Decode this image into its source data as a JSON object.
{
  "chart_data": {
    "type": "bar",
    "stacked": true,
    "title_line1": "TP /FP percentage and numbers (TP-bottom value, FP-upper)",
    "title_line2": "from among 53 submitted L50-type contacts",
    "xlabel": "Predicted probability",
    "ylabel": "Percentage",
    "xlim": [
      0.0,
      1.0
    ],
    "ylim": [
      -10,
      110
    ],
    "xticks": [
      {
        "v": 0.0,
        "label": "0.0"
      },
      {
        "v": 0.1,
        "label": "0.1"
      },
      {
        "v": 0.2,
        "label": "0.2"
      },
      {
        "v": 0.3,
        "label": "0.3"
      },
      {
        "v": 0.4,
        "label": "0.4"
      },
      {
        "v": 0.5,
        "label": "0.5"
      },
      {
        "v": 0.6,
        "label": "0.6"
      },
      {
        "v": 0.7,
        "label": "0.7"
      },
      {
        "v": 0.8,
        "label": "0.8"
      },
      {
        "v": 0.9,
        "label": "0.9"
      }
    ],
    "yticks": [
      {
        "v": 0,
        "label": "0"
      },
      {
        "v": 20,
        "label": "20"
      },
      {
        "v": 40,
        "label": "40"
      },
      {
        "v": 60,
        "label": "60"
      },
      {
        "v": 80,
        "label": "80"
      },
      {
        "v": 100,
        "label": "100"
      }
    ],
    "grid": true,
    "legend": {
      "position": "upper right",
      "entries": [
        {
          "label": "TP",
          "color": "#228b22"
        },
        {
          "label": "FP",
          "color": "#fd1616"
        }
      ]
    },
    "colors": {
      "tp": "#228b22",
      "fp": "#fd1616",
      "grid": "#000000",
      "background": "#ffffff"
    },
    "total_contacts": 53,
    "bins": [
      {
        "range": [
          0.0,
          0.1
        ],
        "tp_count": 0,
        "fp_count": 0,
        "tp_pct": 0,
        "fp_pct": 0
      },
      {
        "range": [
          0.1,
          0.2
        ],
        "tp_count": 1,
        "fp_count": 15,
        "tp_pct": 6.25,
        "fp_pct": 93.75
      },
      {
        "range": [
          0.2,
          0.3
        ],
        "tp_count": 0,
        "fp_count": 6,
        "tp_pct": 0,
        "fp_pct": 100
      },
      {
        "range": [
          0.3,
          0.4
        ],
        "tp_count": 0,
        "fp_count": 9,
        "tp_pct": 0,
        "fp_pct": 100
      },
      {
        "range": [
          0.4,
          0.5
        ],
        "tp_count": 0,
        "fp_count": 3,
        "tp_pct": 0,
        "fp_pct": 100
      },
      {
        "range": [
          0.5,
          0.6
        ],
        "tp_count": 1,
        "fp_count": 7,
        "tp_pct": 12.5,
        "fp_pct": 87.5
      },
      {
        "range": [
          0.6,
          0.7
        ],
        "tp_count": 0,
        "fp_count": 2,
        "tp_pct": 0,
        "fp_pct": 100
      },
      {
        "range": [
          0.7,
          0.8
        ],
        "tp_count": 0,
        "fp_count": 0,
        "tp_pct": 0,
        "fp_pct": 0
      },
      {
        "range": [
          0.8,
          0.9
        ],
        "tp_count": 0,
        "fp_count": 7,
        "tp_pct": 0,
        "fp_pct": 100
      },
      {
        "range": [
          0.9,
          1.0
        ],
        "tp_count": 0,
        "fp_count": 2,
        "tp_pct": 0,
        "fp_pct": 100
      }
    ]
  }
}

WHAT TO PRODUCE: Print the material verbatim, all of it.

CORRECT OUTPUT:
Decode this image into its source data as a JSON object.
{
  "chart_data": {
    "type": "bar",
    "stacked": true,
    "title_line1": "TP /FP percentage and numbers (TP-bottom value, FP-upper)",
    "title_line2": "from among 53 submitted L50-type contacts",
    "xlabel": "Predicted probability",
    "ylabel": "Percentage",
    "xlim": [
      0.0,
      1.0
    ],
    "ylim": [
      -10,
      110
    ],
    "xticks": [
      {
        "v": 0.0,
        "label": "0.0"
      },
      {
        "v": 0.1,
        "label": "0.1"
      },
      {
        "v": 0.2,
        "label": "0.2"
      },
      {
        "v": 0.3,
        "label": "0.3"
      },
      {
        "v": 0.4,
        "label": "0.4"
      },
      {
        "v": 0.5,
        "label": "0.5"
      },
      {
        "v": 0.6,
        "label": "0.6"
      },
      {
        "v": 0.7,
        "label": "0.7"
      },
      {
        "v": 0.8,
        "label": "0.8"
      },
      {
        "v": 0.9,
        "label": "0.9"
      }
    ],
    "yticks": [
      {
        "v": 0,
        "label": "0"
      },
      {
        "v": 20,
        "label": "20"
      },
      {
        "v": 40,
        "label": "40"
      },
      {
        "v": 60,
        "label": "60"
      },
      {
        "v": 80,
        "label": "80"
      },
      {
        "v": 100,
        "label": "100"
      }
    ],
    "grid": true,
    "legend": {
      "position": "upper right",
      "entries": [
        {
          "label": "TP",
          "color": "#228b22"
        },
        {
          "label": "FP",
          "color": "#fd1616"
        }
      ]
    },
    "colors": {
      "tp": "#228b22",
      "fp": "#fd1616",
      "grid": "#000000",
      "background": "#ffffff"
    },
    "total_contacts": 53,
    "bins": [
      {
        "range": [
          0.0,
          0.1
        ],
        "tp_count": 0,
        "fp_count": 0,
        "tp_pct": 0,
        "fp_pct": 0
      },
      {
        "range": [
          0.1,
          0.2
        ],
        "tp_count": 1,
        "fp_count": 15,
        "tp_pct": 6.25,
        "fp_pct": 93.75
      },
      {
        "range": [
          0.2,
          0.3
        ],
        "tp_count": 0,
        "fp_count": 6,
        "tp_pct": 0,
        "fp_pct": 100
      },
      {
        "range": [
          0.3,
          0.4
        ],
        "tp_count": 0,
        "fp_count": 9,
        "tp_pct": 0,
        "fp_pct": 100
      },
      {
        "range": [
          0.4,
          0.5
        ],
        "tp_count": 0,
        "fp_count": 3,
        "tp_pct": 0,
        "fp_pct": 100
      },
      {
        "range": [
          0.5,
          0.6
        ],
        "tp_count": 1,
        "fp_count": 7,
        "tp_pct": 12.5,
        "fp_pct": 87.5
      },
      {
        "range": [
          0.6,
          0.7
        ],
        "tp_count": 0,
        "fp_count": 2,
        "tp_pct": 0,
        "fp_pct": 100
      },
      {
        "range": [
          0.7,
          0.8
        ],
        "tp_count": 0,
        "fp_count": 0,
        "tp_pct": 0,
        "fp_pct": 0
      },
      {
        "range": [
          0.8,
          0.9
        ],
        "tp_count": 0,
        "fp_count": 7,
        "tp_pct": 0,
        "fp_pct": 100
      },
      {
        "range": [
          0.9,
          1.0
        ],
        "tp_count": 0,
        "fp_count": 2,
        "tp_pct": 0,
        "fp_pct": 100
      }
    ]
  }
}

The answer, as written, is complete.